__Task requirements__
Repeat each line word for word.

__Data to process__
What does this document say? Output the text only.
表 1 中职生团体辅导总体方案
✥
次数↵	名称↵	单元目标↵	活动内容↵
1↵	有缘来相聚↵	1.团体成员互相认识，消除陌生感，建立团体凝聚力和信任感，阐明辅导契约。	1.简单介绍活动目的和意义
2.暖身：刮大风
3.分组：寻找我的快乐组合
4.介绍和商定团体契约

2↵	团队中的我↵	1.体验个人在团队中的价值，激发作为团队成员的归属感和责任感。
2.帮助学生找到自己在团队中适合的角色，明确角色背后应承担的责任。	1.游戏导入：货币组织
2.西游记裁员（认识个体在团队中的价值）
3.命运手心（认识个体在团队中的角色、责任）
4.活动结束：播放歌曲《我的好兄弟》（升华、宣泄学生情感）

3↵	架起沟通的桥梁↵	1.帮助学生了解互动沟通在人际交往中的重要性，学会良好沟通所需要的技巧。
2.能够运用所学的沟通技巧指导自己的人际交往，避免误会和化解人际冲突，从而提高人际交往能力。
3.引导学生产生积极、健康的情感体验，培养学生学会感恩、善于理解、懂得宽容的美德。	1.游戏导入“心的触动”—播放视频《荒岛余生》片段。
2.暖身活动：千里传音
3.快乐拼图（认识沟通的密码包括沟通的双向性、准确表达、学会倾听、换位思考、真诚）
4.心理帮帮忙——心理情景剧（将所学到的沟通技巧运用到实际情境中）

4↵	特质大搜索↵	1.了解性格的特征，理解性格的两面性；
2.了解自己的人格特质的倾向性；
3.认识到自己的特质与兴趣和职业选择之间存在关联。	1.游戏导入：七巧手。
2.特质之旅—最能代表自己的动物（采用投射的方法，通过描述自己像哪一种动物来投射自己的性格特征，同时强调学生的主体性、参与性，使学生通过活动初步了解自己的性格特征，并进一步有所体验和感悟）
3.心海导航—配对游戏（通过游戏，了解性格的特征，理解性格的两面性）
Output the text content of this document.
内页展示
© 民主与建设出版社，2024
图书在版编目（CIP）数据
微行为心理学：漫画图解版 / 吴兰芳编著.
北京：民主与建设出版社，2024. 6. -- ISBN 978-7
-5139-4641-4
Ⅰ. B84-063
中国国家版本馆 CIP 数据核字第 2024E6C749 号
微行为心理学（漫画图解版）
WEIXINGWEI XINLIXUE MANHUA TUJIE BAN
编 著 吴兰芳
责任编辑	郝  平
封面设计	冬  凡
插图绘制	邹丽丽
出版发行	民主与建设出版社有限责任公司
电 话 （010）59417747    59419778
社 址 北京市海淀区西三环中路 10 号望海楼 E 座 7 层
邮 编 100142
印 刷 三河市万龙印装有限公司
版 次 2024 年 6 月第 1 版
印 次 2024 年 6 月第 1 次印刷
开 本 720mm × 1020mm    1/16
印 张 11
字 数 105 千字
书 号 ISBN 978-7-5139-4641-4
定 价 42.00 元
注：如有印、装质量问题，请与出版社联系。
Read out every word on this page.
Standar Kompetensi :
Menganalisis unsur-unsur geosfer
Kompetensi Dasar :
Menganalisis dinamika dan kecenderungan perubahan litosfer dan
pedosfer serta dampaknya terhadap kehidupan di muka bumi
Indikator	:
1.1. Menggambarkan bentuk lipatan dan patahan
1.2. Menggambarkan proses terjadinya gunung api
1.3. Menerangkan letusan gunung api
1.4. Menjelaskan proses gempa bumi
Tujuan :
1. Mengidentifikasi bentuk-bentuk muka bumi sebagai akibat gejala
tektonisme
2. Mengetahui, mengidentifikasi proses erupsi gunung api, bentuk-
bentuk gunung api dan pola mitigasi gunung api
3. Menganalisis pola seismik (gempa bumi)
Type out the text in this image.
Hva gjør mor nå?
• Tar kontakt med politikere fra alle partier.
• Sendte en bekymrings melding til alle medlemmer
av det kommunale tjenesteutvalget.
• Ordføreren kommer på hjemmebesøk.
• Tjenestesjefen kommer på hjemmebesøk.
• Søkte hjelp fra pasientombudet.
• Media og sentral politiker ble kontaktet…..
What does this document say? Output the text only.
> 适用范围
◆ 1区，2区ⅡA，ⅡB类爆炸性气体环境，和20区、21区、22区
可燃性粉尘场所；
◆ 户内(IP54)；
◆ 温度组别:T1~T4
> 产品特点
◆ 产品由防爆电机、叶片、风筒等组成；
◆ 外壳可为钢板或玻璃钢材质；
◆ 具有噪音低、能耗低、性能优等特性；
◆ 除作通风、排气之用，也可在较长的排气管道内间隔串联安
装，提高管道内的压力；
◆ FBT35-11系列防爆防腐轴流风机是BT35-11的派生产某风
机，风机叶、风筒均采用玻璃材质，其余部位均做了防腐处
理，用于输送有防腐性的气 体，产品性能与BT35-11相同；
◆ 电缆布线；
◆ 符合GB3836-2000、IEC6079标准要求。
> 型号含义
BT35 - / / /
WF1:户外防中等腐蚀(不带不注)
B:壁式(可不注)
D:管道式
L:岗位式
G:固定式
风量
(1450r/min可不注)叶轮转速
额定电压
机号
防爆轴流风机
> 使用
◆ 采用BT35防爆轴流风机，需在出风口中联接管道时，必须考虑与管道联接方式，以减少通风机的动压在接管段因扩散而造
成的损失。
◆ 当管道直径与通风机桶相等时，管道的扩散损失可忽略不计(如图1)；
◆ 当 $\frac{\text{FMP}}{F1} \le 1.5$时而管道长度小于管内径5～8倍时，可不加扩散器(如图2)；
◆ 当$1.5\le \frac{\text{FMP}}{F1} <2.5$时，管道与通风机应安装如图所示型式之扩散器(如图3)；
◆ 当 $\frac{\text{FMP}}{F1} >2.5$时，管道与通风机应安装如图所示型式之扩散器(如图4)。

__Written response__
What does this document say? Output the text only.
表 1 中职生团体辅导总体方案
✥
次数↵	名称↵	单元目标↵	活动内容↵
1↵	有缘来相聚↵	1.团体成员互相认识，消除陌生感，建立团体凝聚力和信任感，阐明辅导契约。	1.简单介绍活动目的和意义
2.暖身：刮大风
3.分组：寻找我的快乐组合
4.介绍和商定团体契约

2↵	团队中的我↵	1.体验个人在团队中的价值，激发作为团队成员的归属感和责任感。
2.帮助学生找到自己在团队中适合的角色，明确角色背后应承担的责任。	1.游戏导入：货币组织
2.西游记裁员（认识个体在团队中的价值）
3.命运手心（认识个体在团队中的角色、责任）
4.活动结束：播放歌曲《我的好兄弟》（升华、宣泄学生情感）

3↵	架起沟通的桥梁↵	1.帮助学生了解互动沟通在人际交往中的重要性，学会良好沟通所需要的技巧。
2.能够运用所学的沟通技巧指导自己的人际交往，避免误会和化解人际冲突，从而提高人际交往能力。
3.引导学生产生积极、健康的情感体验，培养学生学会感恩、善于理解、懂得宽容的美德。	1.游戏导入“心的触动”—播放视频《荒岛余生》片段。
2.暖身活动：千里传音
3.快乐拼图（认识沟通的密码包括沟通的双向性、准确表达、学会倾听、换位思考、真诚）
4.心理帮帮忙——心理情景剧（将所学到的沟通技巧运用到实际情境中）

4↵	特质大搜索↵	1.了解性格的特征，理解性格的两面性；
2.了解自己的人格特质的倾向性；
3.认识到自己的特质与兴趣和职业选择之间存在关联。	1.游戏导入：七巧手。
2.特质之旅—最能代表自己的动物（采用投射的方法，通过描述自己像哪一种动物来投射自己的性格特征，同时强调学生的主体性、参与性，使学生通过活动初步了解自己的性格特征，并进一步有所体验和感悟）
3.心海导航—配对游戏（通过游戏，了解性格的特征，理解性格的两面性）
Output the text content of this document.
内页展示
© 民主与建设出版社，2024
图书在版编目（CIP）数据
微行为心理学：漫画图解版 / 吴兰芳编著.
北京：民主与建设出版社，2024. 6. -- ISBN 978-7
-5139-4641-4
Ⅰ. B84-063
中国国家版本馆 CIP 数据核字第 2024E6C749 号
微行为心理学（漫画图解版）
WEIXINGWEI XINLIXUE MANHUA TUJIE BAN
编 著 吴兰芳
责任编辑	郝  平
封面设计	冬  凡
插图绘制	邹丽丽
出版发行	民主与建设出版社有限责任公司
电 话 （010）59417747    59419778
社 址 北京市海淀区西三环中路 10 号望海楼 E 座 7 层
邮 编 100142
印 刷 三河市万龙印装有限公司
版 次 2024 年 6 月第 1 版
印 次 2024 年 6 月第 1 次印刷
开 本 720mm × 1020mm    1/16
印 张 11
字 数 105 千字
书 号 ISBN 978-7-5139-4641-4
定 价 42.00 元
注：如有印、装质量问题，请与出版社联系。
Read out every word on this page.
Standar Kompetensi :
Menganalisis unsur-unsur geosfer
Kompetensi Dasar :
Menganalisis dinamika dan kecenderungan perubahan litosfer dan
pedosfer serta dampaknya terhadap kehidupan di muka bumi
Indikator	:
1.1. Menggambarkan bentuk lipatan dan patahan
1.2. Menggambarkan proses terjadinya gunung api
1.3. Menerangkan letusan gunung api
1.4. Menjelaskan proses gempa bumi
Tujuan :
1. Mengidentifikasi bentuk-bentuk muka bumi sebagai akibat gejala
tektonisme
2. Mengetahui, mengidentifikasi proses erupsi gunung api, bentuk-
bentuk gunung api dan pola mitigasi gunung api
3. Menganalisis pola seismik (gempa bumi)
Type out the text in this image.
Hva gjør mor nå?
• Tar kontakt med politikere fra alle partier.
• Sendte en bekymrings melding til alle medlemmer
av det kommunale tjenesteutvalget.
• Ordføreren kommer på hjemmebesøk.
• Tjenestesjefen kommer på hjemmebesøk.
• Søkte hjelp fra pasientombudet.
• Media og sentral politiker ble kontaktet…..
What does this document say? Output the text only.
> 适用范围
◆ 1区，2区ⅡA，ⅡB类爆炸性气体环境，和20区、21区、22区
可燃性粉尘场所；
◆ 户内(IP54)；
◆ 温度组别:T1~T4
> 产品特点
◆ 产品由防爆电机、叶片、风筒等组成；
◆ 外壳可为钢板或玻璃钢材质；
◆ 具有噪音低、能耗低、性能优等特性；
◆ 除作通风、排气之用，也可在较长的排气管道内间隔串联安
装，提高管道内的压力；
◆ FBT35-11系列防爆防腐轴流风机是BT35-11的派生产某风
机，风机叶、风筒均采用玻璃材质，其余部位均做了防腐处
理，用于输送有防腐性的气 体，产品性能与BT35-11相同；
◆ 电缆布线；
◆ 符合GB3836-2000、IEC6079标准要求。
> 型号含义
BT35 - / / /
WF1:户外防中等腐蚀(不带不注)
B:壁式(可不注)
D:管道式
L:岗位式
G:固定式
风量
(1450r/min可不注)叶轮转速
额定电压
机号
防爆轴流风机
> 使用
◆ 采用BT35防爆轴流风机，需在出风口中联接管道时，必须考虑与管道联接方式，以减少通风机的动压在接管段因扩散而造
成的损失。
◆ 当管道直径与通风机桶相等时，管道的扩散损失可忽略不计(如图1)；
◆ 当 $\frac{\text{FMP}}{F1} \le 1.5$时而管道长度小于管内径5～8倍时，可不加扩散器(如图2)；
◆ 当$1.5\le \frac{\text{FMP}}{F1} <2.5$时，管道与通风机应安装如图所示型式之扩散器(如图3)；
◆ 当 $\frac{\text{FMP}}{F1} >2.5$时，管道与通风机应安装如图所示型式之扩散器(如图4)。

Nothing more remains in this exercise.